**Problem to solve**. Please gather every line of the entries below that contains the word "text", copying each such line in full. Match the word's case exactly.

☆ ☆ ☆

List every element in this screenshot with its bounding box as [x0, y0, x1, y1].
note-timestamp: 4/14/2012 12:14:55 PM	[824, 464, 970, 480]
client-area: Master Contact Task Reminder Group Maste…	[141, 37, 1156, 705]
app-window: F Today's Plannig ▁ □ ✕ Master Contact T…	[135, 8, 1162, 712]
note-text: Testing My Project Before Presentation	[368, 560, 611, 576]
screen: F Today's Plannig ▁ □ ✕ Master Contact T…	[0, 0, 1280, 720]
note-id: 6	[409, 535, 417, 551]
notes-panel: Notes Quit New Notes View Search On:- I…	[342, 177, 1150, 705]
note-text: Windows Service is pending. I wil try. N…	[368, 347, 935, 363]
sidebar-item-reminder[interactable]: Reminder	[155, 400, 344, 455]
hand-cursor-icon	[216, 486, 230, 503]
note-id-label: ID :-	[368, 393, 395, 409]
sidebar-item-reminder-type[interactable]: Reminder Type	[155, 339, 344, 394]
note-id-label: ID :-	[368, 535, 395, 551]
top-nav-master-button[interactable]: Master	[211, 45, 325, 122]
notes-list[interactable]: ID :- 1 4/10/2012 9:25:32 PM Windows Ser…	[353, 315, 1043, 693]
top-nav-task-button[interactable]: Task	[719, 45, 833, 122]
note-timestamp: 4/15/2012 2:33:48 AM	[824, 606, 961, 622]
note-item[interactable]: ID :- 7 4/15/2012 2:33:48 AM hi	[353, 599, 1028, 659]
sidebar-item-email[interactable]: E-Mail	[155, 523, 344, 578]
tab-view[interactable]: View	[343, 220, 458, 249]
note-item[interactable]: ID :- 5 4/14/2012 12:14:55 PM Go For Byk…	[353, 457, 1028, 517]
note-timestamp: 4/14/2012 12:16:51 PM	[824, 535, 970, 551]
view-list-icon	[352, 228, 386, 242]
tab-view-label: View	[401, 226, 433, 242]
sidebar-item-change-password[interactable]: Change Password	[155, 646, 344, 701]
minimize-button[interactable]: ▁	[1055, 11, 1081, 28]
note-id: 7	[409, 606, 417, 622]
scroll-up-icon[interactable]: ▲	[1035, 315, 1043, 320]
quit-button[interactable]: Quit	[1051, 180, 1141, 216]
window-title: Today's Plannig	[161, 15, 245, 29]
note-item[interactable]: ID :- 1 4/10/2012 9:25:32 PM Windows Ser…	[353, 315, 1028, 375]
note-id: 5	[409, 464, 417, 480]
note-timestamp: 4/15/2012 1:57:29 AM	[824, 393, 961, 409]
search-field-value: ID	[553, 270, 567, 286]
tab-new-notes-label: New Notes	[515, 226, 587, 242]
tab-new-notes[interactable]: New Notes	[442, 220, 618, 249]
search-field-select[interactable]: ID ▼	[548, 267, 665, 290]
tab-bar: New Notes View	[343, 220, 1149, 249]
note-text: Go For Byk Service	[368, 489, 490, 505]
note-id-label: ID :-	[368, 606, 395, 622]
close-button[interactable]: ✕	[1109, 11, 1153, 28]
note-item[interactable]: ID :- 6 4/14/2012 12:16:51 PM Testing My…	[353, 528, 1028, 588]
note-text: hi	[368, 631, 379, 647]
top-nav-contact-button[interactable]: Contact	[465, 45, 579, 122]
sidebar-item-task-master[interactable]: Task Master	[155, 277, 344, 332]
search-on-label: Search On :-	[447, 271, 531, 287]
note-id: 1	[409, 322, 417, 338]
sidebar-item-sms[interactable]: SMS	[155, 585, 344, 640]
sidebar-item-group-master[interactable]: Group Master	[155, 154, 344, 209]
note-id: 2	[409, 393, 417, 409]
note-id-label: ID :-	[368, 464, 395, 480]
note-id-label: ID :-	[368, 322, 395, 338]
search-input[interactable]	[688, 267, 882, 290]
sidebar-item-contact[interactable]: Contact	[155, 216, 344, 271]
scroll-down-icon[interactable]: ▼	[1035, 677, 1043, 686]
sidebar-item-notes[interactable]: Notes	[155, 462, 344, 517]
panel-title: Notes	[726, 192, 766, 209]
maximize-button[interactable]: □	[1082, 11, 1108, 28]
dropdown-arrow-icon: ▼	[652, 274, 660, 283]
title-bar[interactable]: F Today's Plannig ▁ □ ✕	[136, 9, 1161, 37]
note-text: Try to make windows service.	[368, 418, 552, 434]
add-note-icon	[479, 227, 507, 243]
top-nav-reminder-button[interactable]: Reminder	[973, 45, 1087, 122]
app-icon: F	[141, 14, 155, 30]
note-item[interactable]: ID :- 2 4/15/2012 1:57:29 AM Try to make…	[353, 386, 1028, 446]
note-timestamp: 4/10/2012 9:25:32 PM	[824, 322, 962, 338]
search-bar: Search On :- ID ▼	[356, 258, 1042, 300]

☆ ☆ ☆

**Answer to this problem**.
note-text: Testing My Project Before Presentation	[368, 560, 611, 576]
note-text: Windows Service is pending. I wil try. N…	[368, 347, 935, 363]
note-text: Go For Byk Service	[368, 489, 490, 505]
note-text: hi	[368, 631, 379, 647]
note-text: Try to make windows service.	[368, 418, 552, 434]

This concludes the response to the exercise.